Saved entries:
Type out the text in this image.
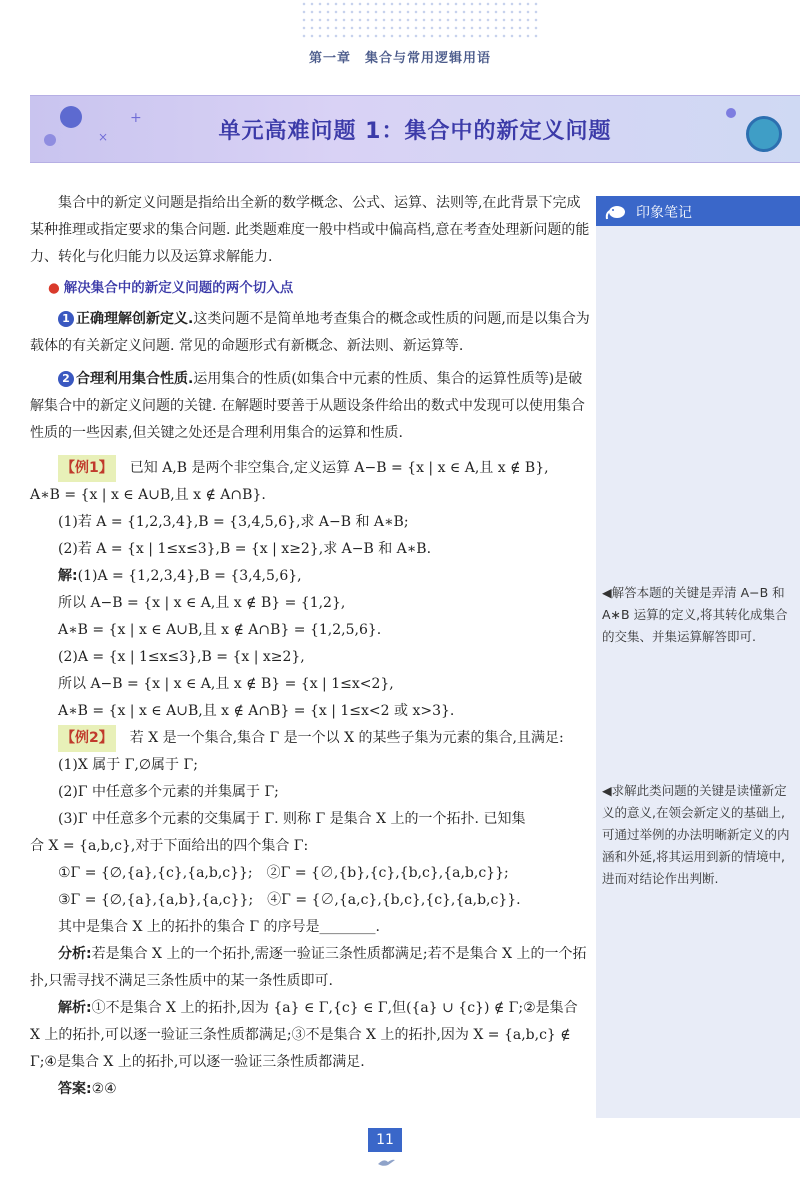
第一章　集合与常用逻辑用语
+
×	单元高难问题 1：集合中的新定义问题
印象笔记
◀解答本题的关键是弄清 A−B 和 A∗B 运算的定义,将其转化成集合的交集、并集运算解答即可.
◀求解此类问题的关键是读懂新定义的意义,在领会新定义的基础上,可通过举例的办法明晰新定义的内涵和外延,将其运用到新的情境中,进而对结论作出判断.

集合中的新定义问题是指给出全新的数学概念、公式、运算、法则等,在此背景下完成某种推理或指定要求的集合问题. 此类题难度一般中档或中偏高档,意在考查处理新问题的能力、转化与化归能力以及运算求解能力.

● 解决集合中的新定义问题的两个切入点

1 正确理解创新定义.这类问题不是简单地考查集合的概念或性质的问题,而是以集合为载体的有关新定义问题. 常见的命题形式有新概念、新法则、新运算等.

2 合理利用集合性质.运用集合的性质(如集合中元素的性质、集合的运算性质等)是破解集合中的新定义问题的关键. 在解题时要善于从题设条件给出的数式中发现可以使用集合性质的一些因素,但关键之处还是合理利用集合的运算和性质.

【例1】 已知 A,B 是两个非空集合,定义运算 A−B = {x | x ∈ A,且 x ∉ B},

A∗B = {x | x ∈ A∪B,且 x ∉ A∩B}.

(1)若 A = {1,2,3,4},B = {3,4,5,6},求 A−B 和 A∗B;

(2)若 A = {x | 1≤x≤3},B = {x | x≥2},求 A−B 和 A∗B.

解:(1)A = {1,2,3,4},B = {3,4,5,6},

所以 A−B = {x | x ∈ A,且 x ∉ B} = {1,2},

A∗B = {x | x ∈ A∪B,且 x ∉ A∩B} = {1,2,5,6}.

(2)A = {x | 1≤x≤3},B = {x | x≥2},

所以 A−B = {x | x ∈ A,且 x ∉ B} = {x | 1≤x<2},

A∗B = {x | x ∈ A∪B,且 x ∉ A∩B} = {x | 1≤x<2 或 x>3}.

【例2】 若 X 是一个集合,集合 Γ 是一个以 X 的某些子集为元素的集合,且满足:

(1)X 属于 Γ,∅属于 Γ;

(2)Γ 中任意多个元素的并集属于 Γ;

(3)Γ 中任意多个元素的交集属于 Γ. 则称 Γ 是集合 X 上的一个拓扑. 已知集

合 X = {a,b,c},对于下面给出的四个集合 Γ:

①Γ = {∅,{a},{c},{a,b,c}};　②Γ = {∅,{b},{c},{b,c},{a,b,c}};

③Γ = {∅,{a},{a,b},{a,c}};　④Γ = {∅,{a,c},{b,c},{c},{a,b,c}}.

其中是集合 X 上的拓扑的集合 Γ 的序号是________.

分析:若是集合 X 上的一个拓扑,需逐一验证三条性质都满足;若不是集合 X 上的一个拓扑,只需寻找不满足三条性质中的某一条性质即可.

解析:①不是集合 X 上的拓扑,因为 {a} ∈ Γ,{c} ∈ Γ,但({a} ∪ {c}) ∉ Γ;②是集合 X 上的拓扑,可以逐一验证三条性质都满足;③不是集合 X 上的拓扑,因为 X = {a,b,c} ∉ Γ;④是集合 X 上的拓扑,可以逐一验证三条性质都满足.

答案:②④

11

REQUEST: Copy all lines from the data that hold the word "上的一个拓扑".

ANSWER FOR THE TASK:
(3)Γ 中任意多个元素的交集属于 Γ. 则称 Γ 是集合 X 上的一个拓扑. 已知集
分析:若是集合 X 上的一个拓扑,需逐一验证三条性质都满足;若不是集合 X 上的一个拓扑,只需寻找不满足三条性质中的某一条性质即可.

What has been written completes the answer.